(Collected data)
• • • • • • •
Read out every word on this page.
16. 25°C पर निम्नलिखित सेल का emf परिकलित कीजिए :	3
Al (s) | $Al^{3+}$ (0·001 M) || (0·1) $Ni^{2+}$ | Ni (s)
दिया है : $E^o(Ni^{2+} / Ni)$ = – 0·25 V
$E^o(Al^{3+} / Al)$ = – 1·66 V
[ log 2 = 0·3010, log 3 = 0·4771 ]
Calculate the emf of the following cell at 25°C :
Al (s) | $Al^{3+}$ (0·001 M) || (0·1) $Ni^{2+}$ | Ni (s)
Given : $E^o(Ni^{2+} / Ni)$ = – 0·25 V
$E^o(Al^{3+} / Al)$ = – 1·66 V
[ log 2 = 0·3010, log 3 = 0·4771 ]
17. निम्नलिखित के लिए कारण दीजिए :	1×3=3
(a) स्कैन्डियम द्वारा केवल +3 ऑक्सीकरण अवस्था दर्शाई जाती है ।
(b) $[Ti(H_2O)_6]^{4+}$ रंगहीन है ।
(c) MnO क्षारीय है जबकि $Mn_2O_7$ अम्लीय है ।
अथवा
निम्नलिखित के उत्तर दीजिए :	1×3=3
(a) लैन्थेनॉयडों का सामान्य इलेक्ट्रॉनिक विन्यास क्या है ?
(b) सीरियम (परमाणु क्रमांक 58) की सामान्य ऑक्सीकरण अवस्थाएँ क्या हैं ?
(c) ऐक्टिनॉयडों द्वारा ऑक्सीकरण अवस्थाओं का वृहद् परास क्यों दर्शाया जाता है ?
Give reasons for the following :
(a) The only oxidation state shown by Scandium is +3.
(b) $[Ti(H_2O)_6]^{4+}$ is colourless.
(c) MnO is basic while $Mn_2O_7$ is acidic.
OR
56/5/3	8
• • • • • • •
(WHAT IS BEING ASKED): Retype the records that precede this task, keeping them exactly the same.

(COMPLETE OUTPUT):
Read out every word on this page.
16. 25°C पर निम्नलिखित सेल का emf परिकलित कीजिए :	3
Al (s) | $Al^{3+}$ (0·001 M) || (0·1) $Ni^{2+}$ | Ni (s)
दिया है : $E^o(Ni^{2+} / Ni)$ = – 0·25 V
$E^o(Al^{3+} / Al)$ = – 1·66 V
[ log 2 = 0·3010, log 3 = 0·4771 ]
Calculate the emf of the following cell at 25°C :
Al (s) | $Al^{3+}$ (0·001 M) || (0·1) $Ni^{2+}$ | Ni (s)
Given : $E^o(Ni^{2+} / Ni)$ = – 0·25 V
$E^o(Al^{3+} / Al)$ = – 1·66 V
[ log 2 = 0·3010, log 3 = 0·4771 ]
17. निम्नलिखित के लिए कारण दीजिए :	1×3=3
(a) स्कैन्डियम द्वारा केवल +3 ऑक्सीकरण अवस्था दर्शाई जाती है ।
(b) $[Ti(H_2O)_6]^{4+}$ रंगहीन है ।
(c) MnO क्षारीय है जबकि $Mn_2O_7$ अम्लीय है ।
अथवा
निम्नलिखित के उत्तर दीजिए :	1×3=3
(a) लैन्थेनॉयडों का सामान्य इलेक्ट्रॉनिक विन्यास क्या है ?
(b) सीरियम (परमाणु क्रमांक 58) की सामान्य ऑक्सीकरण अवस्थाएँ क्या हैं ?
(c) ऐक्टिनॉयडों द्वारा ऑक्सीकरण अवस्थाओं का वृहद् परास क्यों दर्शाया जाता है ?
Give reasons for the following :
(a) The only oxidation state shown by Scandium is +3.
(b) $[Ti(H_2O)_6]^{4+}$ is colourless.
(c) MnO is basic while $Mn_2O_7$ is acidic.
OR
56/5/3	8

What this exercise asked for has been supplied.